> [YOUR TASK]: Transcribe the records that follow exactly. Skip the pictures.

> [DATA LISTING]:
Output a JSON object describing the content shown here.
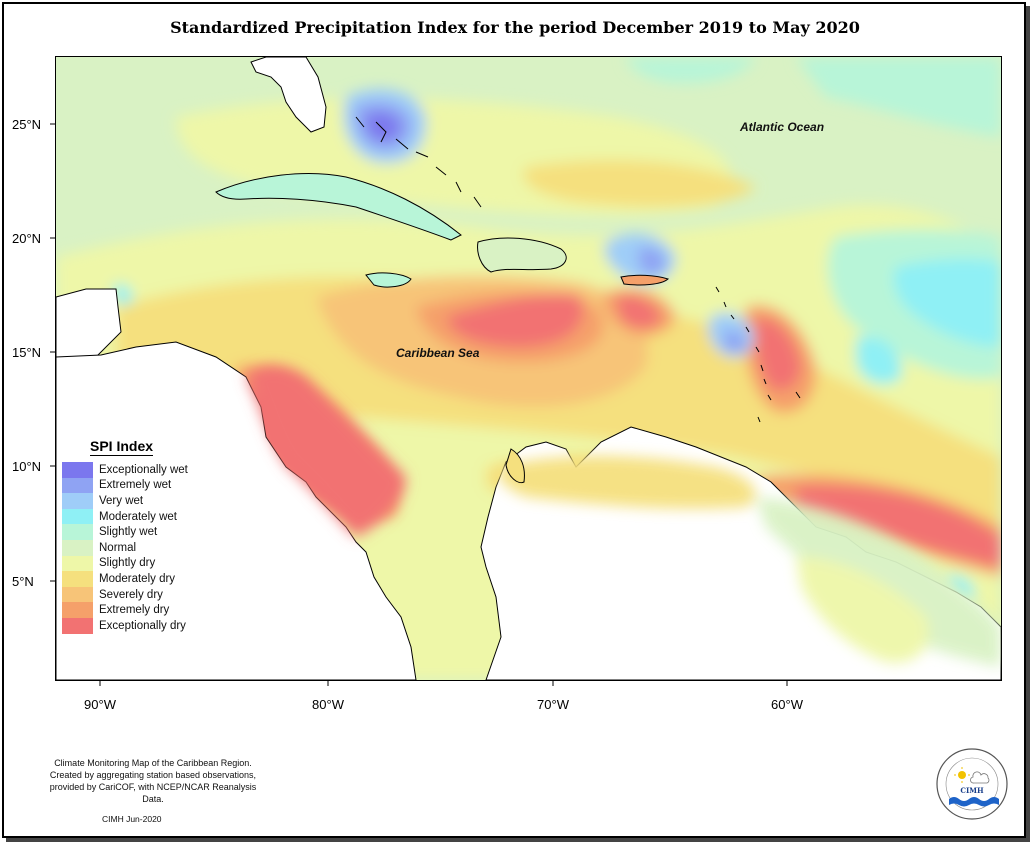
{
  "title": "Standardized Precipitation Index for the period December 2019 to May 2020",
  "y_ticks": [
    "25°N",
    "20°N",
    "15°N",
    "10°N",
    "5°N"
  ],
  "x_ticks": [
    "90°W",
    "80°W",
    "70°W",
    "60°W"
  ],
  "map_labels": {
    "atlantic": "Atlantic Ocean",
    "caribbean": "Caribbean Sea"
  },
  "legend": {
    "title": "SPI Index",
    "items": [
      {
        "label": "Exceptionally wet",
        "color": "#7b77ee"
      },
      {
        "label": "Extremely wet",
        "color": "#8fa3f3"
      },
      {
        "label": "Very wet",
        "color": "#9fcdf8"
      },
      {
        "label": "Moderately wet",
        "color": "#8ff0f5"
      },
      {
        "label": "Slightly wet",
        "color": "#b8f5d8"
      },
      {
        "label": "Normal",
        "color": "#d9f2c4"
      },
      {
        "label": "Slightly dry",
        "color": "#eef7a8"
      },
      {
        "label": "Moderately dry",
        "color": "#f5e07e"
      },
      {
        "label": "Severely dry",
        "color": "#f7c478"
      },
      {
        "label": "Extremely dry",
        "color": "#f5a06a"
      },
      {
        "label": "Exceptionally dry",
        "color": "#f27272"
      }
    ]
  },
  "credits": [
    "Climate Monitoring Map of the Caribbean Region.",
    "Created by aggregating station based observations,",
    "provided by CariCOF, with NCEP/NCAR Reanalysis Data."
  ],
  "date_stamp": "CIMH Jun-2020",
  "logo_text": "CIMH"
}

> [FULL SOLUTION]:
Output a JSON object describing the content shown here.
{
  "title": "Standardized Precipitation Index for the period December 2019 to May 2020",
  "y_ticks": [
    "25°N",
    "20°N",
    "15°N",
    "10°N",
    "5°N"
  ],
  "x_ticks": [
    "90°W",
    "80°W",
    "70°W",
    "60°W"
  ],
  "map_labels": {
    "atlantic": "Atlantic Ocean",
    "caribbean": "Caribbean Sea"
  },
  "legend": {
    "title": "SPI Index",
    "items": [
      {
        "label": "Exceptionally wet",
        "color": "#7b77ee"
      },
      {
        "label": "Extremely wet",
        "color": "#8fa3f3"
      },
      {
        "label": "Very wet",
        "color": "#9fcdf8"
      },
      {
        "label": "Moderately wet",
        "color": "#8ff0f5"
      },
      {
        "label": "Slightly wet",
        "color": "#b8f5d8"
      },
      {
        "label": "Normal",
        "color": "#d9f2c4"
      },
      {
        "label": "Slightly dry",
        "color": "#eef7a8"
      },
      {
        "label": "Moderately dry",
        "color": "#f5e07e"
      },
      {
        "label": "Severely dry",
        "color": "#f7c478"
      },
      {
        "label": "Extremely dry",
        "color": "#f5a06a"
      },
      {
        "label": "Exceptionally dry",
        "color": "#f27272"
      }
    ]
  },
  "credits": [
    "Climate Monitoring Map of the Caribbean Region.",
    "Created by aggregating station based observations,",
    "provided by CariCOF, with NCEP/NCAR Reanalysis Data."
  ],
  "date_stamp": "CIMH Jun-2020",
  "logo_text": "CIMH"
}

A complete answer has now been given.